## start
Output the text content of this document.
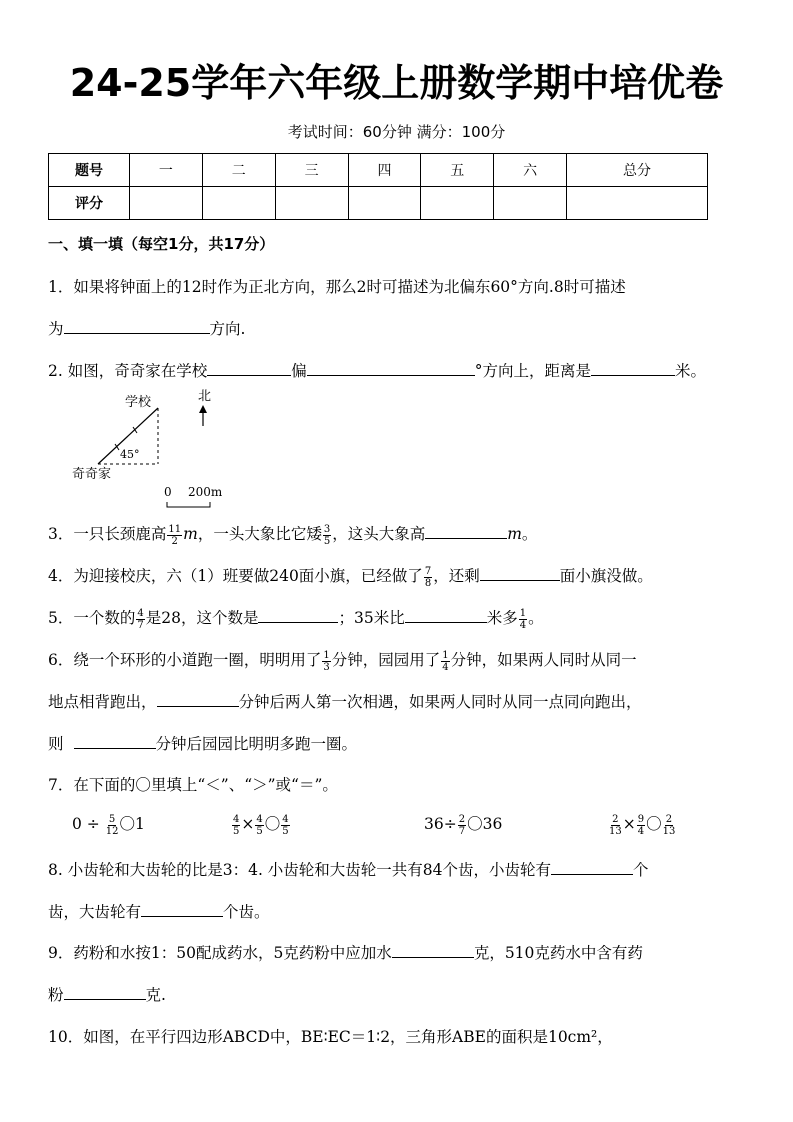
24-25学年六年级上册数学期中培优卷
考试时间：60分钟 满分：100分
题号	一	二	三	四	五	六	总分
评分							
一、填一填（每空1分，共17分）
1．如果将钟面上的12时作为正北方向，那么2时可描述为北偏东60°方向.8时可描述
为	方向.
2. 如图，奇奇家在学校	偏	°方向上，距离是	米。
学校	北
45°
奇奇家
0 200m
3．一只长颈鹿高 $\frac{11}{2}$ m，一头大象比它矮 $\frac{3}{5}$ ，这头大象高	m。
4．为迎接校庆，六（1）班要做240面小旗，已经做了 $\frac{7}{8}$ ，还剩	面小旗没做。
5．一个数的 $\frac{4}{7}$ 是28，这个数是	；35米比	米多 $\frac{1}{4}$ 。
6．绕一个环形的小道跑一圈，明明用了 $\frac{1}{3}$ 分钟，园园用了 $\frac{1}{4}$ 分钟，如果两人同时从同一
地点相背跑出，	分钟后两人第一次相遇，如果两人同时从同一点同向跑出，
则	分钟后园园比明明多跑一圈。
7．在下面的〇里填上“＜”、“＞”或“＝”。
$0 \div \frac{5}{12}$ 〇1	$\frac{4}{5} \times \frac{4}{5}$ 〇 $\frac{4}{5}$	$36\div \frac{2}{7}$ 〇36	$\frac{2}{13} \times \frac{9}{4}$ 〇 $\frac{2}{13}$
8. 小齿轮和大齿轮的比是3：4. 小齿轮和大齿轮一共有84个齿，小齿轮有	个
齿，大齿轮有	个齿。
9．药粉和水按1：50配成药水，5克药粉中应加水	克，510克药水中含有药
粉	克.
10．如图，在平行四边形ABCD中，BE∶EC＝1∶2，三角形ABE的面积是10cm²，
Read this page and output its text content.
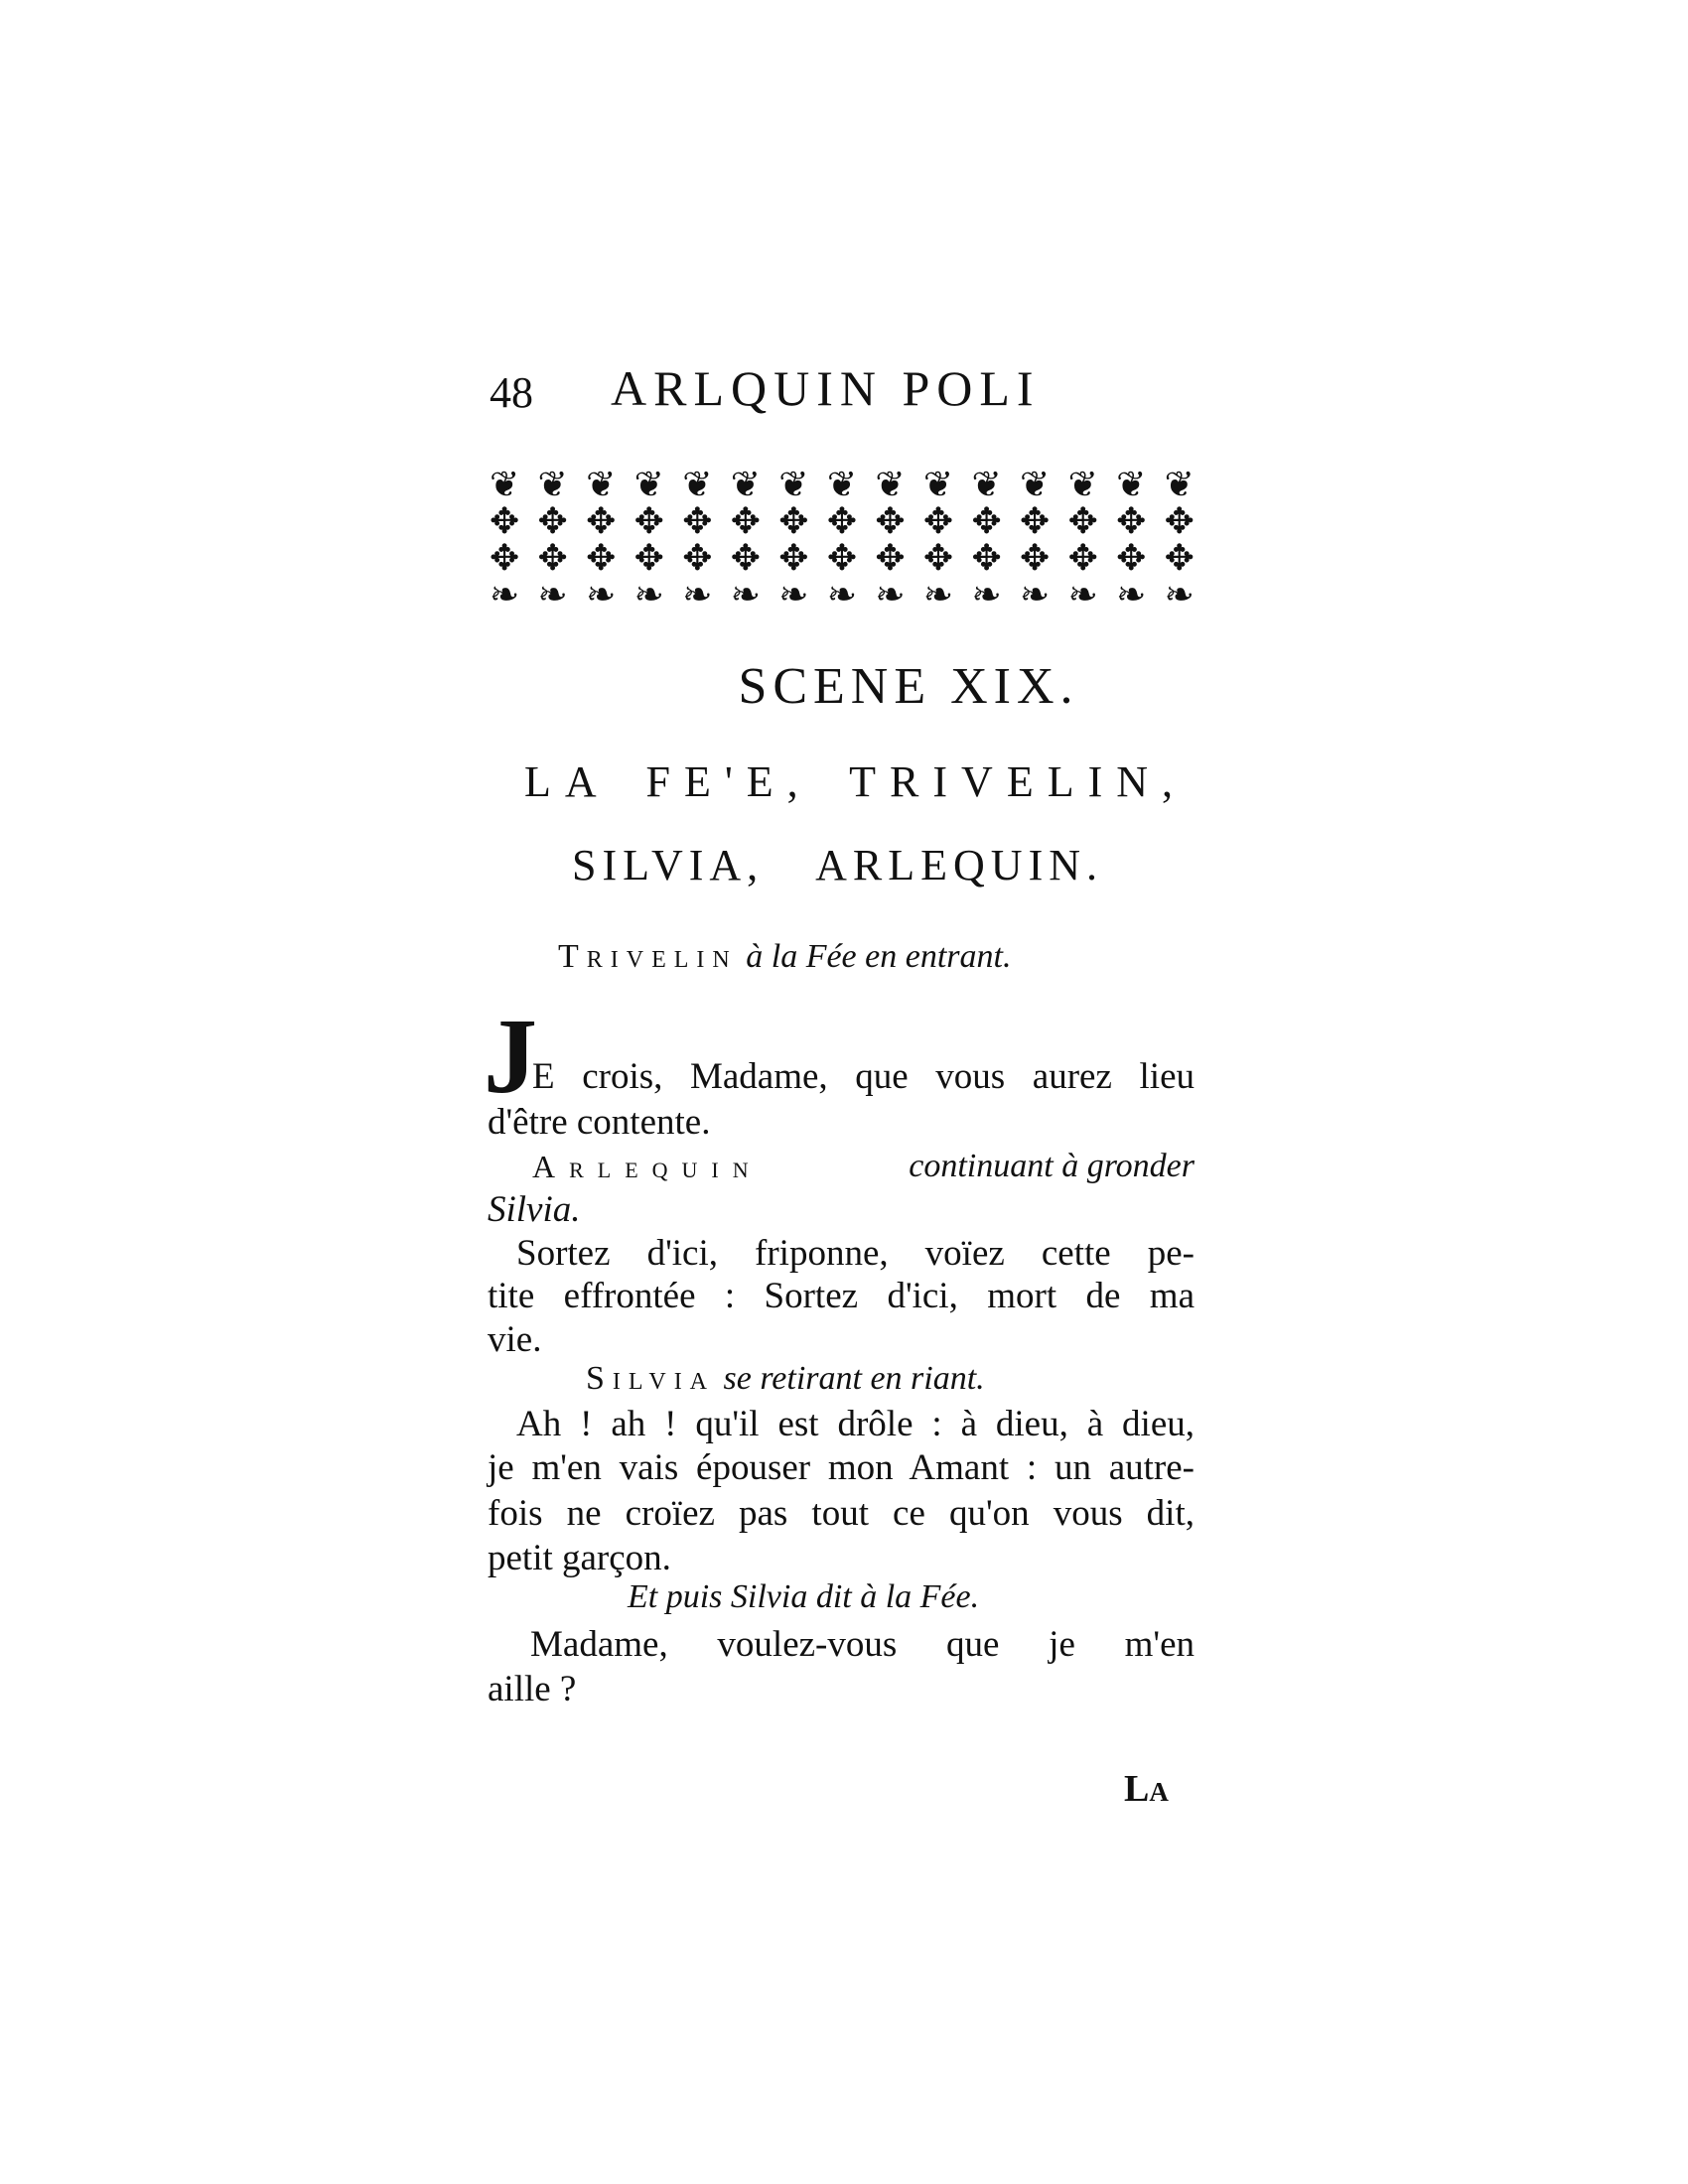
48 ARLQUIN POLI
❦ ❦ ❦ ❦ ❦ ❦ ❦ ❦ ❦ ❦ ❦ ❦ ❦ ❦ ❦
✥ ✥ ✥ ✥ ✥ ✥ ✥ ✥ ✥ ✥ ✥ ✥ ✥ ✥ ✥
✥ ✥ ✥ ✥ ✥ ✥ ✥ ✥ ✥ ✥ ✥ ✥ ✥ ✥ ✥
❧ ❧ ❧ ❧ ❧ ❧ ❧ ❧ ❧ ❧ ❧ ❧ ❧ ❧ ❧
SCENE XIX.
LA FE'E, TRIVELIN,
SILVIA, ARLEQUIN.
Trivelin à la Fée en entrant.
J
E crois, Madame, que vous aurez lieu
d'être contente.
Arlequin	continuant à gronder
Silvia.
Sortez d'ici, friponne, voïez cette pe-
tite effrontée : Sortez d'ici, mort de ma
vie.
Silvia se retirant en riant.
Ah ! ah ! qu'il est drôle : à dieu, à dieu,
je m'en vais épouser mon Amant : un autre-
fois ne croïez pas tout ce qu'on vous dit,
petit garçon.
Et puis Silvia dit à la Fée.
Madame, voulez-vous que je m'en
aille ?
La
## end
▶ [To do] Take the records above from the line with "Read this page and output its text content." down to their last line and please copy those lines exactly, without the pictures.

▶ [Response]
Read this page and output its text content.
48 ARLQUIN POLI
❦ ❦ ❦ ❦ ❦ ❦ ❦ ❦ ❦ ❦ ❦ ❦ ❦ ❦ ❦
✥ ✥ ✥ ✥ ✥ ✥ ✥ ✥ ✥ ✥ ✥ ✥ ✥ ✥ ✥
✥ ✥ ✥ ✥ ✥ ✥ ✥ ✥ ✥ ✥ ✥ ✥ ✥ ✥ ✥
❧ ❧ ❧ ❧ ❧ ❧ ❧ ❧ ❧ ❧ ❧ ❧ ❧ ❧ ❧
SCENE XIX.
LA FE'E, TRIVELIN,
SILVIA, ARLEQUIN.
Trivelin à la Fée en entrant.
J
E crois, Madame, que vous aurez lieu
d'être contente.
Arlequin	continuant à gronder
Silvia.
Sortez d'ici, friponne, voïez cette pe-
tite effrontée : Sortez d'ici, mort de ma
vie.
Silvia se retirant en riant.
Ah ! ah ! qu'il est drôle : à dieu, à dieu,
je m'en vais épouser mon Amant : un autre-
fois ne croïez pas tout ce qu'on vous dit,
petit garçon.
Et puis Silvia dit à la Fée.
Madame, voulez-vous que je m'en
aille ?
La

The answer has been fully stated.